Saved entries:
_____

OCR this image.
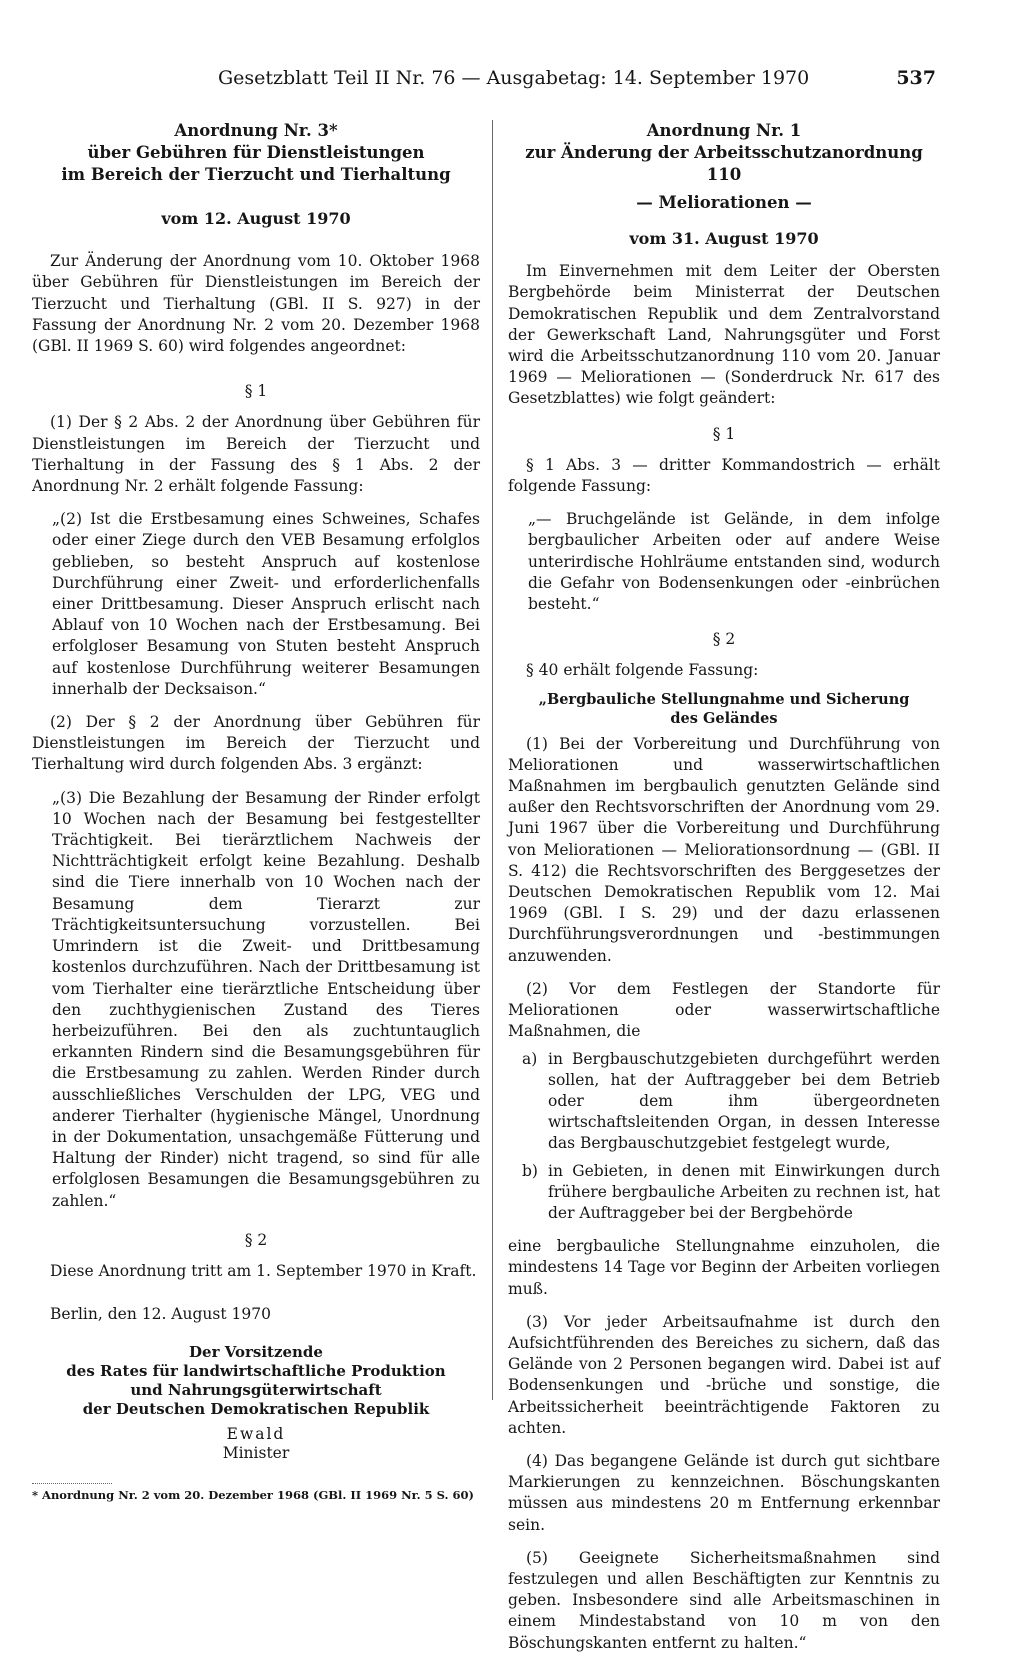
Gesetzblatt Teil II Nr. 76 — Ausgabetag: 14. September 1970	537

Anordnung Nr. 3*

über Gebühren für Dienstleistungen

im Bereich der Tierzucht und Tierhaltung

vom 12. August 1970

Zur Änderung der Anordnung vom 10. Oktober 1968 über Gebühren für Dienstleistungen im Bereich der Tierzucht und Tierhaltung (GBl. II S. 927) in der Fassung der Anordnung Nr. 2 vom 20. Dezember 1968 (GBl. II 1969 S. 60) wird folgendes angeordnet:

§ 1

(1) Der § 2 Abs. 2 der Anordnung über Gebühren für Dienstleistungen im Bereich der Tierzucht und Tierhaltung in der Fassung des § 1 Abs. 2 der Anordnung Nr. 2 erhält folgende Fassung:

„(2) Ist die Erstbesamung eines Schweines, Schafes oder einer Ziege durch den VEB Besamung erfolglos geblieben, so besteht Anspruch auf kostenlose Durchführung einer Zweit- und erforderlichenfalls einer Drittbesamung. Dieser Anspruch erlischt nach Ablauf von 10 Wochen nach der Erstbesamung. Bei erfolgloser Besamung von Stuten besteht Anspruch auf kostenlose Durchführung weiterer Besamungen innerhalb der Decksaison.“

(2) Der § 2 der Anordnung über Gebühren für Dienstleistungen im Bereich der Tierzucht und Tierhaltung wird durch folgenden Abs. 3 ergänzt:

„(3) Die Bezahlung der Besamung der Rinder erfolgt 10 Wochen nach der Besamung bei festgestellter Trächtigkeit. Bei tierärztlichem Nachweis der Nichtträchtigkeit erfolgt keine Bezahlung. Deshalb sind die Tiere innerhalb von 10 Wochen nach der Besamung dem Tierarzt zur Trächtigkeitsuntersuchung vorzustellen. Bei Umrindern ist die Zweit- und Drittbesamung kostenlos durchzuführen. Nach der Drittbesamung ist vom Tierhalter eine tierärztliche Entscheidung über den zuchthygienischen Zustand des Tieres herbeizuführen. Bei den als zuchtuntauglich erkannten Rindern sind die Besamungsgebühren für die Erstbesamung zu zahlen. Werden Rinder durch ausschließliches Verschulden der LPG, VEG und anderer Tierhalter (hygienische Mängel, Unordnung in der Dokumentation, unsachgemäße Fütterung und Haltung der Rinder) nicht tragend, so sind für alle erfolglosen Besamungen die Besamungsgebühren zu zahlen.“

§ 2

Diese Anordnung tritt am 1. September 1970 in Kraft.

Berlin, den 12. August 1970

Der Vorsitzende

des Rates für landwirtschaftliche Produktion

und Nahrungsgüterwirtschaft

der Deutschen Demokratischen Republik

Ewald

Minister

* Anordnung Nr. 2 vom 20. Dezember 1968 (GBl. II 1969 Nr. 5 S. 60)

Anordnung Nr. 1

zur Änderung der Arbeitsschutzanordnung 110

— Meliorationen —

vom 31. August 1970

Im Einvernehmen mit dem Leiter der Obersten Bergbehörde beim Ministerrat der Deutschen Demokratischen Republik und dem Zentralvorstand der Gewerkschaft Land, Nahrungsgüter und Forst wird die Arbeitsschutzanordnung 110 vom 20. Januar 1969 — Meliorationen — (Sonderdruck Nr. 617 des Gesetzblattes) wie folgt geändert:

§ 1

§ 1 Abs. 3 — dritter Kommandostrich — erhält folgende Fassung:

„— Bruchgelände ist Gelände, in dem infolge bergbaulicher Arbeiten oder auf andere Weise unterirdische Hohlräume entstanden sind, wodurch die Gefahr von Bodensenkungen oder -einbrüchen besteht.“

§ 2

§ 40 erhält folgende Fassung:

„Bergbauliche Stellungnahme und Sicherung des Geländes

(1) Bei der Vorbereitung und Durchführung von Meliorationen und wasserwirtschaftlichen Maßnahmen im bergbaulich genutzten Gelände sind außer den Rechtsvorschriften der Anordnung vom 29. Juni 1967 über die Vorbereitung und Durchführung von Meliorationen — Meliorationsordnung — (GBl. II S. 412) die Rechtsvorschriften des Berggesetzes der Deutschen Demokratischen Republik vom 12. Mai 1969 (GBl. I S. 29) und der dazu erlassenen Durchführungsverordnungen und -bestimmungen anzuwenden.

(2) Vor dem Festlegen der Standorte für Meliorationen oder wasserwirtschaftliche Maßnahmen, die

a) in Bergbauschutzgebieten durchgeführt werden sollen, hat der Auftraggeber bei dem Betrieb oder dem ihm übergeordneten wirtschaftsleitenden Organ, in dessen Interesse das Bergbauschutzgebiet festgelegt wurde,
b) in Gebieten, in denen mit Einwirkungen durch frühere bergbauliche Arbeiten zu rechnen ist, hat der Auftraggeber bei der Bergbehörde

eine bergbauliche Stellungnahme einzuholen, die mindestens 14 Tage vor Beginn der Arbeiten vorliegen muß.

(3) Vor jeder Arbeitsaufnahme ist durch den Aufsichtführenden des Bereiches zu sichern, daß das Gelände von 2 Personen begangen wird. Dabei ist auf Bodensenkungen und -brüche und sonstige, die Arbeitssicherheit beeinträchtigende Faktoren zu achten.

(4) Das begangene Gelände ist durch gut sichtbare Markierungen zu kennzeichnen. Böschungskanten müssen aus mindestens 20 m Entfernung erkennbar sein.

(5) Geeignete Sicherheitsmaßnahmen sind festzulegen und allen Beschäftigten zur Kenntnis zu geben. Insbesondere sind alle Arbeitsmaschinen in einem Mindestabstand von 10 m von den Böschungskanten entfernt zu halten.“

_____

# Work required:
Looking at the data above, show all lines where the word "Auftraggeber" occurs.

# Response for this exercise:
a) in Bergbauschutzgebieten durchgeführt werden sollen, hat der Auftraggeber bei dem Betrieb oder dem ihm übergeordneten wirtschaftsleitenden Organ, in dessen Interesse das Bergbauschutzgebiet festgelegt wurde,
b) in Gebieten, in denen mit Einwirkungen durch frühere bergbauliche Arbeiten zu rechnen ist, hat der Auftraggeber bei der Bergbehörde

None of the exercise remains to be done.